• [DOCUMENT SECTION]:
──────────────────────────────
Showing posts with label Wagner 200. Show all posts
Showing posts with label Wagner 200. Show all posts

Friday, December 13, 2013

Parsifal: A Love Story?

Angela Denoke as Kundry & Simon O'Neill as Parsifal. Photos: Clive Barda

Yesterday I mentioned that the Royal Opera's new Parsifal, directed by Stephen Langridge, seemed rather a curate's egg as cooked by Heston Blumenthal. But the more one thinks about it, the deeper it goes. What follows contains spoilers aplenty, so if you don't want to know the results, look away now.

Langridge's concept is startling, thought-provoking and at times extremely disturbing. It is a very contemporary interpretation, some of which works, some of which doesn't, and some of which seems better after you've had 36+ hours to digest it.

First of all, take the giant cube that occupies the centre of the stage. The first impression is that this is infelicitous design - it resembles a set of Portaloos, or alternatively an outsized SAD lamp (goodness knows our knights need one). More to the point, the hammy gestured flashbacks enacted within it (see image below) are unnecessary distractions and add little of discernible value to the whole, while making it necessary for the real action to take place on the peripheries of the stage.

But wait. Our friend Pliable at Overgrown Path has pointed out that the cube has resonances from Islam. There's another image here... The set design, furthermore, places the holy spring at the back of the stage in a rectangular tub bearing no small resemblance to a mosque's howz for ritual purification.

So are these Grail Knights a kind of Wagnerian Al Qaida? As they send four initiates out into the world in woolly hats, armed with pistols, at the end of the Grail ceremony, it seems not entirely impossible. What's certain is that at the heart of this ceremony lies something dark and desperate. At its outset, in a ritual motion, the knights take knives and spear their own hands.
──────────────────────────────
• [STORED DATA]:

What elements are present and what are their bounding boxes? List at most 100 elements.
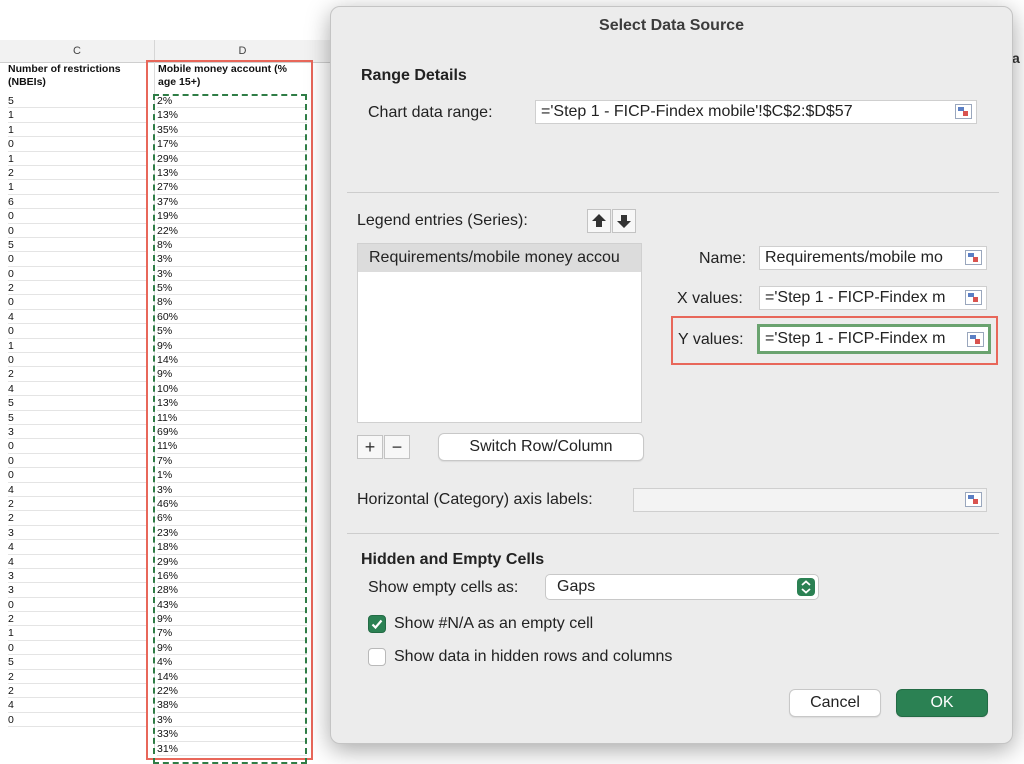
──────────────────────────────
• [TO-DO LIST]:
[1] Transcribe the part of the Parsifal post between "Yesterday I mentioned" and "look away now.", inclusive.
[2] List every person named in the Parsifal post by both first and last name.
The material above comes from a source separate from the Parsifal post.

• [SOLVED TASKS]:
[1]
Yesterday I mentioned that the Royal Opera's new Parsifal, directed by Stephen Langridge, seemed rather a curate's egg as cooked by Heston Blumenthal. But the more one thinks about it, the deeper it goes. What follows contains spoilers aplenty, so if you don't want to know the results, look away now.

[2]
Angela Denoke
Simon O'Neill
Clive Barda
Stephen Langridge
Heston Blumenthal